* _Short task_
Go through the entries below and collect each line with the string "ACCIONES" in it.

>> start

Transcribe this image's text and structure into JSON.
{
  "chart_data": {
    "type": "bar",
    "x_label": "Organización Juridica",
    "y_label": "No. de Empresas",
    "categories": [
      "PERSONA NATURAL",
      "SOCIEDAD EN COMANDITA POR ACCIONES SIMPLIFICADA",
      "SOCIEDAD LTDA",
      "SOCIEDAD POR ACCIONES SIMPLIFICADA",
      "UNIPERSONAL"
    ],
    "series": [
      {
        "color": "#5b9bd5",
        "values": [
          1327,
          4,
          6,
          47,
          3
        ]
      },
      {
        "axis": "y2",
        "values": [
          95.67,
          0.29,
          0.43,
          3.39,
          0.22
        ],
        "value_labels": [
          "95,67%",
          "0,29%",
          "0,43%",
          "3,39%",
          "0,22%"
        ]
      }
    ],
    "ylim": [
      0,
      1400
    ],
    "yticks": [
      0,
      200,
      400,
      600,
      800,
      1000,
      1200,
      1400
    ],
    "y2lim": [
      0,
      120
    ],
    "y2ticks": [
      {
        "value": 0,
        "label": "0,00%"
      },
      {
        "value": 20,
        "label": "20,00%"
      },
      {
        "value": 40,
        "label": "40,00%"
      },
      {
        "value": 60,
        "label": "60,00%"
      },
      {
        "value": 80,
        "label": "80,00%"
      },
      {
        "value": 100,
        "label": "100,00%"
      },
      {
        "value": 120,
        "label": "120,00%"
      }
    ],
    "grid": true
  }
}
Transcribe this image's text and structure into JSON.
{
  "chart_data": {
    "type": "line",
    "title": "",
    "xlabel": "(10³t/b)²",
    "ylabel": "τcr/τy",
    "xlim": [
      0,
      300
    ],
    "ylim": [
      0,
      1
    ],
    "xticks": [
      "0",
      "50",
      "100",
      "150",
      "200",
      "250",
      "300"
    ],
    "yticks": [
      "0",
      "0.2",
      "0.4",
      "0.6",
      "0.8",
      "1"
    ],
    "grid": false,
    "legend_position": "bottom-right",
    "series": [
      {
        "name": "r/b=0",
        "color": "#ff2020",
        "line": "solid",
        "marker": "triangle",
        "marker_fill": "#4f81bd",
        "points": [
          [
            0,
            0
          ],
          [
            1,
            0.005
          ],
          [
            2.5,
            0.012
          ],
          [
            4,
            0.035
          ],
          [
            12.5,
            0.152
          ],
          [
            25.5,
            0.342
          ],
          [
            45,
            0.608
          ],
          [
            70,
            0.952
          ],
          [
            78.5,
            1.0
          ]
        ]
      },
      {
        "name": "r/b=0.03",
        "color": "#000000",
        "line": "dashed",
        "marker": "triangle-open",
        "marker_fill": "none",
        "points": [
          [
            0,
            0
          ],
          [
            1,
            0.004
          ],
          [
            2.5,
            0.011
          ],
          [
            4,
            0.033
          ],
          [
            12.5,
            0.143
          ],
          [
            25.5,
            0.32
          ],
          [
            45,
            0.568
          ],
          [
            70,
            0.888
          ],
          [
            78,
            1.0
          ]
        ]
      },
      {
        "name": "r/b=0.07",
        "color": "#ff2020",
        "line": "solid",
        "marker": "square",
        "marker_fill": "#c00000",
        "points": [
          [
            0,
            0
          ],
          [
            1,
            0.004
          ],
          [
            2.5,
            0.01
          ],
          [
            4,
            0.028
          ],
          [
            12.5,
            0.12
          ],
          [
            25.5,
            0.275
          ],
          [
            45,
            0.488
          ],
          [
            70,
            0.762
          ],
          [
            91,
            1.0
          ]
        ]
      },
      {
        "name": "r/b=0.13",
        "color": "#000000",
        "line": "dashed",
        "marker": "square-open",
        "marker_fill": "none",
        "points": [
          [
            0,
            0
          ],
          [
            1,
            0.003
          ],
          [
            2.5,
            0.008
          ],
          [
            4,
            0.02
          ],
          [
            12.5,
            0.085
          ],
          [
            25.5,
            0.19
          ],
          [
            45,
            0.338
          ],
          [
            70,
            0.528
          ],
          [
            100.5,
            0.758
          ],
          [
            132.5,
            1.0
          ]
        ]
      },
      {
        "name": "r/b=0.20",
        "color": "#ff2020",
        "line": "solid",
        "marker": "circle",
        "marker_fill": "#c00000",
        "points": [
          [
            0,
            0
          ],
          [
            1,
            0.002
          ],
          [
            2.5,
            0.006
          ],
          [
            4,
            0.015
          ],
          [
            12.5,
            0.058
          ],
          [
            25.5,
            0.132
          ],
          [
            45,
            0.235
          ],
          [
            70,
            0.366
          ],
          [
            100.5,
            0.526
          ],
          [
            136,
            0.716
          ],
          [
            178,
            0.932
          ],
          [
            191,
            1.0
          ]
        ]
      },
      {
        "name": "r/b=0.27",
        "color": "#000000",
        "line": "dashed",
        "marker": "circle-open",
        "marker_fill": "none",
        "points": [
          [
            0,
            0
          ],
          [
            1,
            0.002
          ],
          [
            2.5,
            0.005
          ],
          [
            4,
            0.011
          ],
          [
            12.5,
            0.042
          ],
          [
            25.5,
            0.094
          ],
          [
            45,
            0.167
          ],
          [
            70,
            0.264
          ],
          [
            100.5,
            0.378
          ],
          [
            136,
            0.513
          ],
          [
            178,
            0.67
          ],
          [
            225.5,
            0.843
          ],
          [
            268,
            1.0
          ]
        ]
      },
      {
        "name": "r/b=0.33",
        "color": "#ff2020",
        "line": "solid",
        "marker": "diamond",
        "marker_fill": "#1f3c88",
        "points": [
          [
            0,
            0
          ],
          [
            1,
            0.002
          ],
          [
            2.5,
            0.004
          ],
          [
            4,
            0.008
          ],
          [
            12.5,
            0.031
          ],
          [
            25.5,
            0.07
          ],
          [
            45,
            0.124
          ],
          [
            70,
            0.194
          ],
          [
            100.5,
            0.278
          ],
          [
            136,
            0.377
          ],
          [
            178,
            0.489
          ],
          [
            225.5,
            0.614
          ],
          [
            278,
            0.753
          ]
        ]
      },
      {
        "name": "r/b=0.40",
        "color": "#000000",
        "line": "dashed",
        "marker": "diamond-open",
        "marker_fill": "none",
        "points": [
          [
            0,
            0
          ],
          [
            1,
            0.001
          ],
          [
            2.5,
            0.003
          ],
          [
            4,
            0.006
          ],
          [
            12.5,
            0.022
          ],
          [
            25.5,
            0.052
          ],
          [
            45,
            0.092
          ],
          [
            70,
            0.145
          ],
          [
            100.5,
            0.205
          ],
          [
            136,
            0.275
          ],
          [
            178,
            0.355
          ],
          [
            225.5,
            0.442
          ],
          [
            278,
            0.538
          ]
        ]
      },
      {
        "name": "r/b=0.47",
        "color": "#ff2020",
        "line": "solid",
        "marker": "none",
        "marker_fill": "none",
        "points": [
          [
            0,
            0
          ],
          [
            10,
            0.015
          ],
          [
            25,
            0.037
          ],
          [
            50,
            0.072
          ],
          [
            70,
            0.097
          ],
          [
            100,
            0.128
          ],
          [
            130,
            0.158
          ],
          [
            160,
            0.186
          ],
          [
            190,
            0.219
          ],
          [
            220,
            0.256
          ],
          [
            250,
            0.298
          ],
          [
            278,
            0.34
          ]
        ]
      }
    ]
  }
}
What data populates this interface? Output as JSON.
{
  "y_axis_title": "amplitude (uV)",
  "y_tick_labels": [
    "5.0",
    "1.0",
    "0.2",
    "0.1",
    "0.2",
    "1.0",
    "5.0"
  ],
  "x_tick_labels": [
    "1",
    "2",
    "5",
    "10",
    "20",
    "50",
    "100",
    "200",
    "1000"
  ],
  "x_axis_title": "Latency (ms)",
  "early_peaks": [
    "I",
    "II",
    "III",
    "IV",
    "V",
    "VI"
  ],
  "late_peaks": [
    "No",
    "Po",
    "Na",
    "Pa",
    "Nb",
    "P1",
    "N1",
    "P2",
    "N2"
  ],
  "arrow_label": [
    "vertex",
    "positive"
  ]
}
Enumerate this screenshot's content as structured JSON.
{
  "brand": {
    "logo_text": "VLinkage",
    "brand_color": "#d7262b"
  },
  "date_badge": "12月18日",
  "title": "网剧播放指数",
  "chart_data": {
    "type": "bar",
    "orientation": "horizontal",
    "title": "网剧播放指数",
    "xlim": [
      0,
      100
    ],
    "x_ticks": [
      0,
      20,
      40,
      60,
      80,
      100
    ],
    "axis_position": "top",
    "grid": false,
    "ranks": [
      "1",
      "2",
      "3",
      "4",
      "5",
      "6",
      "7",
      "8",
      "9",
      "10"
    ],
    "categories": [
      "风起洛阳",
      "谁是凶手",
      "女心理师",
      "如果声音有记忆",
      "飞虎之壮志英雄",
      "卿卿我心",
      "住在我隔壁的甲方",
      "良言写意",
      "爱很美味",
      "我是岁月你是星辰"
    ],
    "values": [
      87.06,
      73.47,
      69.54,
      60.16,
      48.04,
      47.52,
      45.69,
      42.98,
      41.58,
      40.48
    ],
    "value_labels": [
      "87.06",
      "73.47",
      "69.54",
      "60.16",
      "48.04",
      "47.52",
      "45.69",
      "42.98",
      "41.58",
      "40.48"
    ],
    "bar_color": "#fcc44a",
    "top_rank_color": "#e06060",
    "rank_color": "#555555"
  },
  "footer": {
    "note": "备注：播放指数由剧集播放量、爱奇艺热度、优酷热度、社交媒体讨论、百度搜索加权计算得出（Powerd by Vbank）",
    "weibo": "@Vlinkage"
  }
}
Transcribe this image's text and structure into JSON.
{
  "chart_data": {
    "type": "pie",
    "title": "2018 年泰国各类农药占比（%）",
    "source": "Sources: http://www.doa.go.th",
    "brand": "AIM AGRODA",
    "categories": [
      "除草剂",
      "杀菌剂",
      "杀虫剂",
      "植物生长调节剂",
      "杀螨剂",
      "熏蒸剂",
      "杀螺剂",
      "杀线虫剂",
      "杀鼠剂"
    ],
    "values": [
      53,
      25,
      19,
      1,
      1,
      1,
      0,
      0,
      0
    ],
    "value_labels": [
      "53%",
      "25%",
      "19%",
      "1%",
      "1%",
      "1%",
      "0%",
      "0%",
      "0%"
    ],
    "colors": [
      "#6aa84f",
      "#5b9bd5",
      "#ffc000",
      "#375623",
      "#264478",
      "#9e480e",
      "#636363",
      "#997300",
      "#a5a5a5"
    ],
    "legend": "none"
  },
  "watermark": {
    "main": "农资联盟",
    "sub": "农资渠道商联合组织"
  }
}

>> end

* _Answer to the problem_
      "SOCIEDAD EN COMANDITA POR ACCIONES SIMPLIFICADA",
      "SOCIEDAD POR ACCIONES SIMPLIFICADA",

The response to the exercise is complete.